Skip every picture and transcribe the remaining material exactly.

━━━

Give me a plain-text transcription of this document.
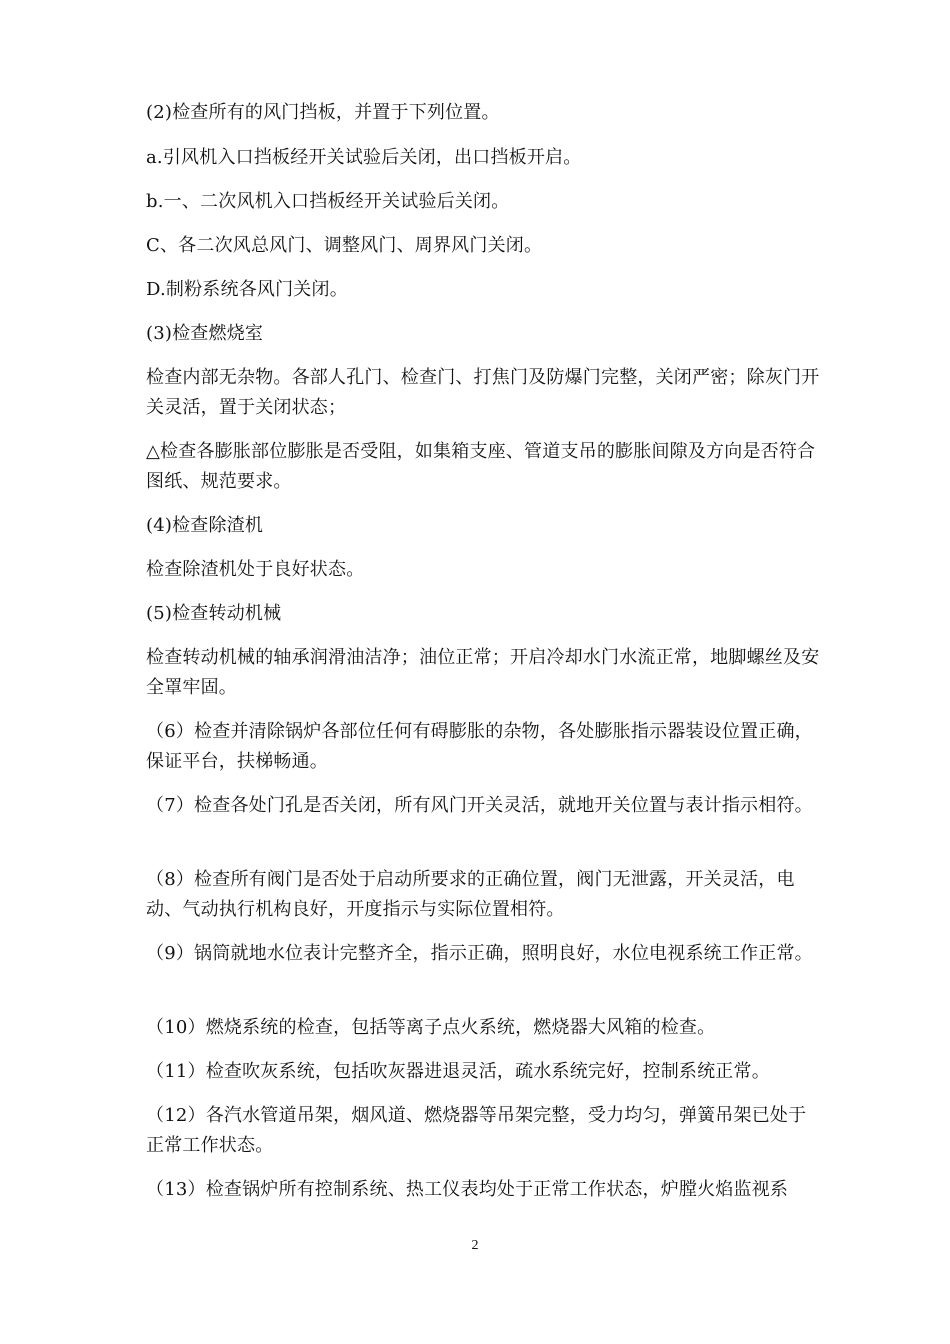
(2)检查所有的风门挡板，并置于下列位置。

a.引风机入口挡板经开关试验后关闭，出口挡板开启。

b.一、二次风机入口挡板经开关试验后关闭。

C、各二次风总风门、调整风门、周界风门关闭。

D.制粉系统各风门关闭。

(3)检查燃烧室

检查内部无杂物。各部人孔门、检查门、打焦门及防爆门完整，关闭严密；除灰门开关灵活，置于关闭状态；

△检查各膨胀部位膨胀是否受阻，如集箱支座、管道支吊的膨胀间隙及方向是否符合图纸、规范要求。

(4)检查除渣机

检查除渣机处于良好状态。

(5)检查转动机械

检查转动机械的轴承润滑油洁净；油位正常；开启冷却水门水流正常，地脚螺丝及安全罩牢固。

（6）检查并清除锅炉各部位任何有碍膨胀的杂物，各处膨胀指示器装设位置正确，保证平台，扶梯畅通。

（7）检查各处门孔是否关闭，所有风门开关灵活，就地开关位置与表计指示相符。

（8）检查所有阀门是否处于启动所要求的正确位置，阀门无泄露，开关灵活，电动、气动执行机构良好，开度指示与实际位置相符。

（9）锅筒就地水位表计完整齐全，指示正确，照明良好，水位电视系统工作正常。

（10）燃烧系统的检查，包括等离子点火系统，燃烧器大风箱的检查。

（11）检查吹灰系统，包括吹灰器进退灵活，疏水系统完好，控制系统正常。

（12）各汽水管道吊架，烟风道、燃烧器等吊架完整，受力均匀，弹簧吊架已处于正常工作状态。

（13）检查锅炉所有控制系统、热工仪表均处于正常工作状态，炉膛火焰监视系

2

━━━

SOLUTION FOR THIS PROBLEM
Give me a plain-text transcription of this document.
(2)检查所有的风门挡板，并置于下列位置。

a.引风机入口挡板经开关试验后关闭，出口挡板开启。

b.一、二次风机入口挡板经开关试验后关闭。

C、各二次风总风门、调整风门、周界风门关闭。

D.制粉系统各风门关闭。

(3)检查燃烧室

检查内部无杂物。各部人孔门、检查门、打焦门及防爆门完整，关闭严密；除灰门开关灵活，置于关闭状态；

△检查各膨胀部位膨胀是否受阻，如集箱支座、管道支吊的膨胀间隙及方向是否符合图纸、规范要求。

(4)检查除渣机

检查除渣机处于良好状态。

(5)检查转动机械

检查转动机械的轴承润滑油洁净；油位正常；开启冷却水门水流正常，地脚螺丝及安全罩牢固。

（6）检查并清除锅炉各部位任何有碍膨胀的杂物，各处膨胀指示器装设位置正确，保证平台，扶梯畅通。

（7）检查各处门孔是否关闭，所有风门开关灵活，就地开关位置与表计指示相符。

（8）检查所有阀门是否处于启动所要求的正确位置，阀门无泄露，开关灵活，电动、气动执行机构良好，开度指示与实际位置相符。

（9）锅筒就地水位表计完整齐全，指示正确，照明良好，水位电视系统工作正常。

（10）燃烧系统的检查，包括等离子点火系统，燃烧器大风箱的检查。

（11）检查吹灰系统，包括吹灰器进退灵活，疏水系统完好，控制系统正常。

（12）各汽水管道吊架，烟风道、燃烧器等吊架完整，受力均匀，弹簧吊架已处于正常工作状态。

（13）检查锅炉所有控制系统、热工仪表均处于正常工作状态，炉膛火焰监视系

2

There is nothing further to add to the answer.